Requirement
Identify the lines containing the word "this". Copy each one.

[Records]
▼▼▼

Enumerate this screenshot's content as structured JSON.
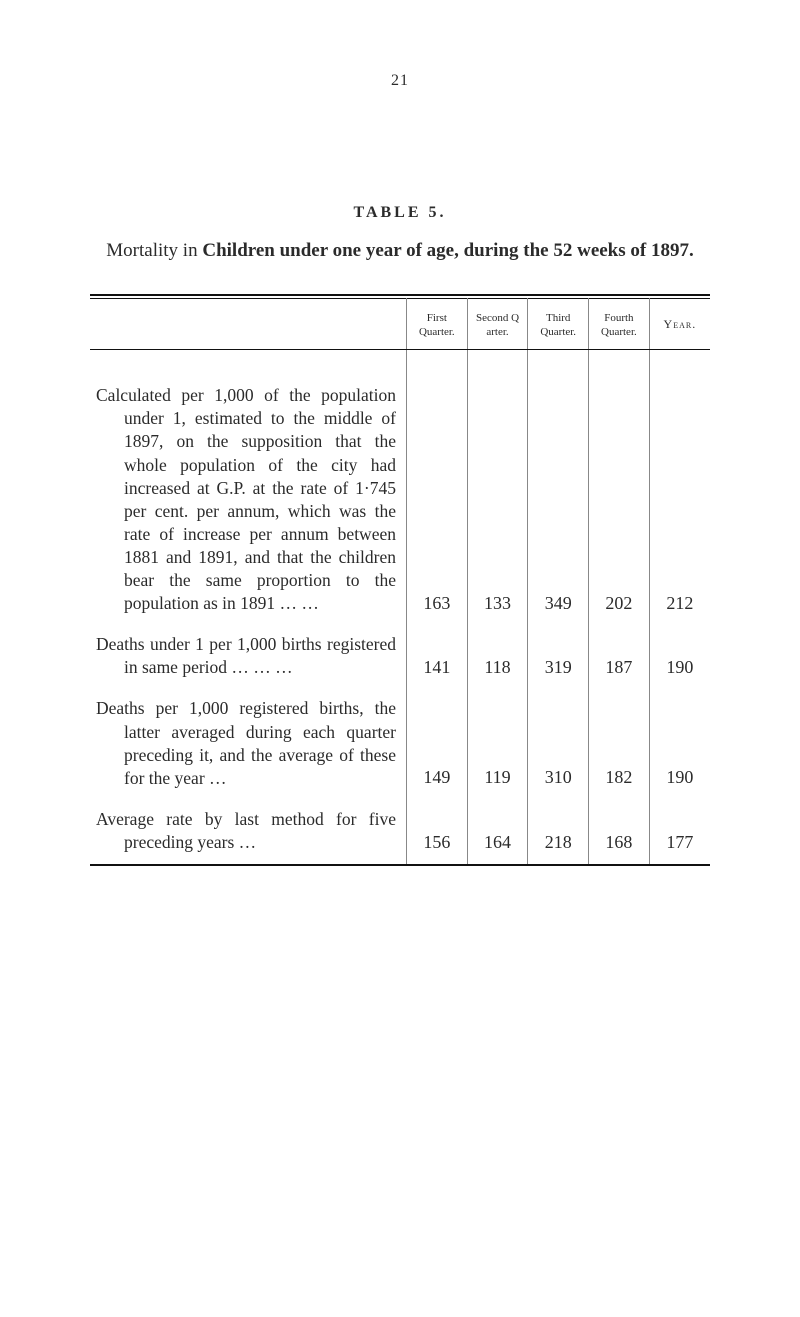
{
  "page_number": "21",
  "table_label": "TABLE 5.",
  "caption_line1_plain_prefix": "Mortality in ",
  "caption_line1_bold": "Children under one year of age, during the 52 weeks of 1897.",
  "headers": {
    "blank": "",
    "q1": "First Quarter.",
    "q2": "Second Q  arter.",
    "q3": "Third Quarter.",
    "q4": "Fourth Quarter.",
    "year": "Year."
  },
  "rows": [
    {
      "desc": "Calculated per 1,000 of the population under 1, es­timated to the middle of 1897, on the supposition that the whole population of the city had increased at G.P. at the rate of 1·745 per cent. per annum, which was the rate of increase per annum between 1881 and 1891, and that the children bear the same proportion to the popula­tion as in 1891 …   …",
      "q1": "163",
      "q2": "133",
      "q3": "349",
      "q4": "202",
      "year": "212"
    },
    {
      "desc": "Deaths under 1 per 1,000 births registered in same period   …   …   …",
      "q1": "141",
      "q2": "118",
      "q3": "319",
      "q4": "187",
      "year": "190"
    },
    {
      "desc": "Deaths per 1,000 registered births, the latter averaged during each quarter pre­ceding it, and the average of these for the year   …",
      "q1": "149",
      "q2": "119",
      "q3": "310",
      "q4": "182",
      "year": "190"
    },
    {
      "desc": "Average rate by last method for five preceding years …",
      "q1": "156",
      "q2": "164",
      "q3": "218",
      "q4": "168",
      "year": "177"
    }
  ]
}
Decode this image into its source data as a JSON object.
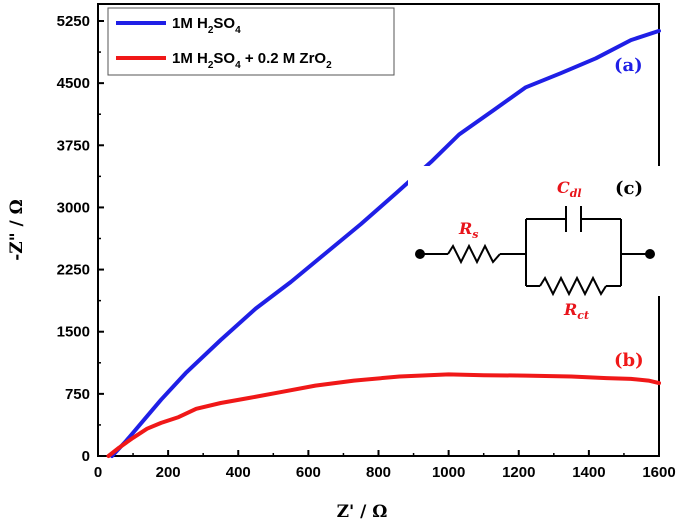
{
  "chart_data": {
    "type": "line",
    "title": "",
    "xlabel": "Z' / Ω",
    "ylabel": "-Z\" / Ω",
    "xlim": [
      0,
      1600
    ],
    "ylim": [
      0,
      5500
    ],
    "x_ticks": [
      0,
      200,
      400,
      600,
      800,
      1000,
      1200,
      1400,
      1600
    ],
    "y_ticks": [
      0,
      750,
      1500,
      2250,
      3000,
      3750,
      4500,
      5250
    ],
    "legend_position": "top-left",
    "series": [
      {
        "name": "1M H2SO4",
        "label_parts": [
          "1M H",
          "2",
          "SO",
          "4"
        ],
        "color": "#1f1fe6",
        "tag": "(a)",
        "x": [
          40,
          80,
          140,
          180,
          250,
          350,
          450,
          550,
          650,
          750,
          850,
          950,
          1030,
          1130,
          1220,
          1320,
          1420,
          1520,
          1600
        ],
        "y": [
          0,
          180,
          480,
          680,
          1000,
          1400,
          1780,
          2100,
          2450,
          2800,
          3170,
          3550,
          3880,
          4180,
          4450,
          4620,
          4800,
          5020,
          5130
        ]
      },
      {
        "name": "1M H2SO4 + 0.2 M ZrO2",
        "label_parts": [
          "1M H",
          "2",
          "SO",
          "4",
          " + 0.2 M ZrO",
          "2"
        ],
        "color": "#f01818",
        "tag": "(b)",
        "x": [
          30,
          60,
          100,
          140,
          180,
          230,
          280,
          350,
          430,
          520,
          620,
          730,
          860,
          1000,
          1100,
          1220,
          1350,
          1450,
          1520,
          1570,
          1600
        ],
        "y": [
          0,
          100,
          220,
          330,
          400,
          470,
          570,
          640,
          700,
          770,
          850,
          910,
          960,
          985,
          975,
          970,
          960,
          940,
          930,
          910,
          880
        ]
      }
    ],
    "inset": {
      "panel_label": "(c)",
      "components": [
        {
          "symbol": "R",
          "sub": "s"
        },
        {
          "symbol": "C",
          "sub": "dl"
        },
        {
          "symbol": "R",
          "sub": "ct"
        }
      ]
    }
  }
}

▲▲▲

Task answer
Enumerate this screenshot's content as structured JSON.
Decode this image into its source data as a JSON object.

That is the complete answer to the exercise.